» **Short exercise**:
Reproduce all of the data below without alteration; exclude every picture.

» **Material provided**:
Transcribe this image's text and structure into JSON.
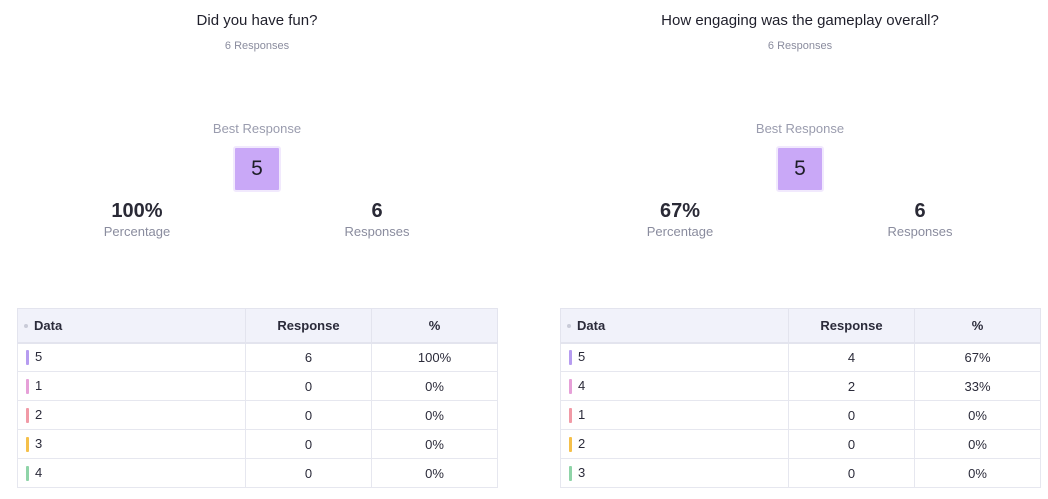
{
  "panels": [
    {
      "question": "Did you have fun?",
      "response_count": "6 Responses",
      "best_label": "Best Response",
      "best_value": "5",
      "percentage_value": "100%",
      "percentage_label": "Percentage",
      "responses_value": "6",
      "responses_label": "Responses",
      "table": {
        "headers": [
          "Data",
          "Response",
          "%"
        ],
        "rows": [
          {
            "data": "5",
            "response": "6",
            "pct": "100%",
            "color": "#b69cf0"
          },
          {
            "data": "1",
            "response": "0",
            "pct": "0%",
            "color": "#e6a0d8"
          },
          {
            "data": "2",
            "response": "0",
            "pct": "0%",
            "color": "#f19aa6"
          },
          {
            "data": "3",
            "response": "0",
            "pct": "0%",
            "color": "#f5c04a"
          },
          {
            "data": "4",
            "response": "0",
            "pct": "0%",
            "color": "#8fd4a8"
          }
        ]
      }
    },
    {
      "question": "How engaging was the gameplay overall?",
      "response_count": "6 Responses",
      "best_label": "Best Response",
      "best_value": "5",
      "percentage_value": "67%",
      "percentage_label": "Percentage",
      "responses_value": "6",
      "responses_label": "Responses",
      "table": {
        "headers": [
          "Data",
          "Response",
          "%"
        ],
        "rows": [
          {
            "data": "5",
            "response": "4",
            "pct": "67%",
            "color": "#b69cf0"
          },
          {
            "data": "4",
            "response": "2",
            "pct": "33%",
            "color": "#e6a0d8"
          },
          {
            "data": "1",
            "response": "0",
            "pct": "0%",
            "color": "#f19aa6"
          },
          {
            "data": "2",
            "response": "0",
            "pct": "0%",
            "color": "#f5c04a"
          },
          {
            "data": "3",
            "response": "0",
            "pct": "0%",
            "color": "#8fd4a8"
          }
        ]
      }
    }
  ]
}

» **Answer to the task**:
Transcribe this image's text and structure into JSON.
{
  "panels": [
    {
      "question": "Did you have fun?",
      "response_count": "6 Responses",
      "best_label": "Best Response",
      "best_value": "5",
      "percentage_value": "100%",
      "percentage_label": "Percentage",
      "responses_value": "6",
      "responses_label": "Responses",
      "table": {
        "headers": [
          "Data",
          "Response",
          "%"
        ],
        "rows": [
          {
            "data": "5",
            "response": "6",
            "pct": "100%",
            "color": "#b69cf0"
          },
          {
            "data": "1",
            "response": "0",
            "pct": "0%",
            "color": "#e6a0d8"
          },
          {
            "data": "2",
            "response": "0",
            "pct": "0%",
            "color": "#f19aa6"
          },
          {
            "data": "3",
            "response": "0",
            "pct": "0%",
            "color": "#f5c04a"
          },
          {
            "data": "4",
            "response": "0",
            "pct": "0%",
            "color": "#8fd4a8"
          }
        ]
      }
    },
    {
      "question": "How engaging was the gameplay overall?",
      "response_count": "6 Responses",
      "best_label": "Best Response",
      "best_value": "5",
      "percentage_value": "67%",
      "percentage_label": "Percentage",
      "responses_value": "6",
      "responses_label": "Responses",
      "table": {
        "headers": [
          "Data",
          "Response",
          "%"
        ],
        "rows": [
          {
            "data": "5",
            "response": "4",
            "pct": "67%",
            "color": "#b69cf0"
          },
          {
            "data": "4",
            "response": "2",
            "pct": "33%",
            "color": "#e6a0d8"
          },
          {
            "data": "1",
            "response": "0",
            "pct": "0%",
            "color": "#f19aa6"
          },
          {
            "data": "2",
            "response": "0",
            "pct": "0%",
            "color": "#f5c04a"
          },
          {
            "data": "3",
            "response": "0",
            "pct": "0%",
            "color": "#8fd4a8"
          }
        ]
      }
    }
  ]
}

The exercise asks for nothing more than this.